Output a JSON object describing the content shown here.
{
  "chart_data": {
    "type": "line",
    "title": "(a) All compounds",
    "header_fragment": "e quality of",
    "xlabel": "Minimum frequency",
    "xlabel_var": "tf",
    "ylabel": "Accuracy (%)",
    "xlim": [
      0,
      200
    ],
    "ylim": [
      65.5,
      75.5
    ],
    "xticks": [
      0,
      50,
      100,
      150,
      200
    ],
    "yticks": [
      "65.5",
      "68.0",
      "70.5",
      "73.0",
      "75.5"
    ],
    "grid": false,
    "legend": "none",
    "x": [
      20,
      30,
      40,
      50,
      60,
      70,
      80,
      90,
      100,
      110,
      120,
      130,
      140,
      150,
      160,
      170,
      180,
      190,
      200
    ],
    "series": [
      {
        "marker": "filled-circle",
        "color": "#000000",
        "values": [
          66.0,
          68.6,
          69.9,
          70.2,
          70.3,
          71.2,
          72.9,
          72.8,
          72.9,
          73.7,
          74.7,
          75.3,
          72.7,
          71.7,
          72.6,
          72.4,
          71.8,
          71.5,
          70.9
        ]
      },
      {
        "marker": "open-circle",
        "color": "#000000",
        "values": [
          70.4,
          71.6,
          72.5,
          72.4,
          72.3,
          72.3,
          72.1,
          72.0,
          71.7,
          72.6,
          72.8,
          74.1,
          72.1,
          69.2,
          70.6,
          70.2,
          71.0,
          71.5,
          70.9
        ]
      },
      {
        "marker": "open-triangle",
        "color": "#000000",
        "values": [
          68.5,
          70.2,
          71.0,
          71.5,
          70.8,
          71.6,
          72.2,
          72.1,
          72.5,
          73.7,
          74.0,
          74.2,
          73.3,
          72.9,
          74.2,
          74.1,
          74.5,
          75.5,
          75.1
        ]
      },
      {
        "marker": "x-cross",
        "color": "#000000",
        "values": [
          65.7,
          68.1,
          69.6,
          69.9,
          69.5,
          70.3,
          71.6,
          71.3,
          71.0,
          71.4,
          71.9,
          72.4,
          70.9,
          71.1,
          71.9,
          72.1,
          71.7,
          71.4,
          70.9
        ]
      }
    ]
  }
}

→ **What to produce**: Write down the full listing again, exactly.

→ **Output below**:
Output a JSON object describing the content shown here.
{
  "chart_data": {
    "type": "line",
    "title": "(a) All compounds",
    "header_fragment": "e quality of",
    "xlabel": "Minimum frequency",
    "xlabel_var": "tf",
    "ylabel": "Accuracy (%)",
    "xlim": [
      0,
      200
    ],
    "ylim": [
      65.5,
      75.5
    ],
    "xticks": [
      0,
      50,
      100,
      150,
      200
    ],
    "yticks": [
      "65.5",
      "68.0",
      "70.5",
      "73.0",
      "75.5"
    ],
    "grid": false,
    "legend": "none",
    "x": [
      20,
      30,
      40,
      50,
      60,
      70,
      80,
      90,
      100,
      110,
      120,
      130,
      140,
      150,
      160,
      170,
      180,
      190,
      200
    ],
    "series": [
      {
        "marker": "filled-circle",
        "color": "#000000",
        "values": [
          66.0,
          68.6,
          69.9,
          70.2,
          70.3,
          71.2,
          72.9,
          72.8,
          72.9,
          73.7,
          74.7,
          75.3,
          72.7,
          71.7,
          72.6,
          72.4,
          71.8,
          71.5,
          70.9
        ]
      },
      {
        "marker": "open-circle",
        "color": "#000000",
        "values": [
          70.4,
          71.6,
          72.5,
          72.4,
          72.3,
          72.3,
          72.1,
          72.0,
          71.7,
          72.6,
          72.8,
          74.1,
          72.1,
          69.2,
          70.6,
          70.2,
          71.0,
          71.5,
          70.9
        ]
      },
      {
        "marker": "open-triangle",
        "color": "#000000",
        "values": [
          68.5,
          70.2,
          71.0,
          71.5,
          70.8,
          71.6,
          72.2,
          72.1,
          72.5,
          73.7,
          74.0,
          74.2,
          73.3,
          72.9,
          74.2,
          74.1,
          74.5,
          75.5,
          75.1
        ]
      },
      {
        "marker": "x-cross",
        "color": "#000000",
        "values": [
          65.7,
          68.1,
          69.6,
          69.9,
          69.5,
          70.3,
          71.6,
          71.3,
          71.0,
          71.4,
          71.9,
          72.4,
          70.9,
          71.1,
          71.9,
          72.1,
          71.7,
          71.4,
          70.9
        ]
      }
    ]
  }
}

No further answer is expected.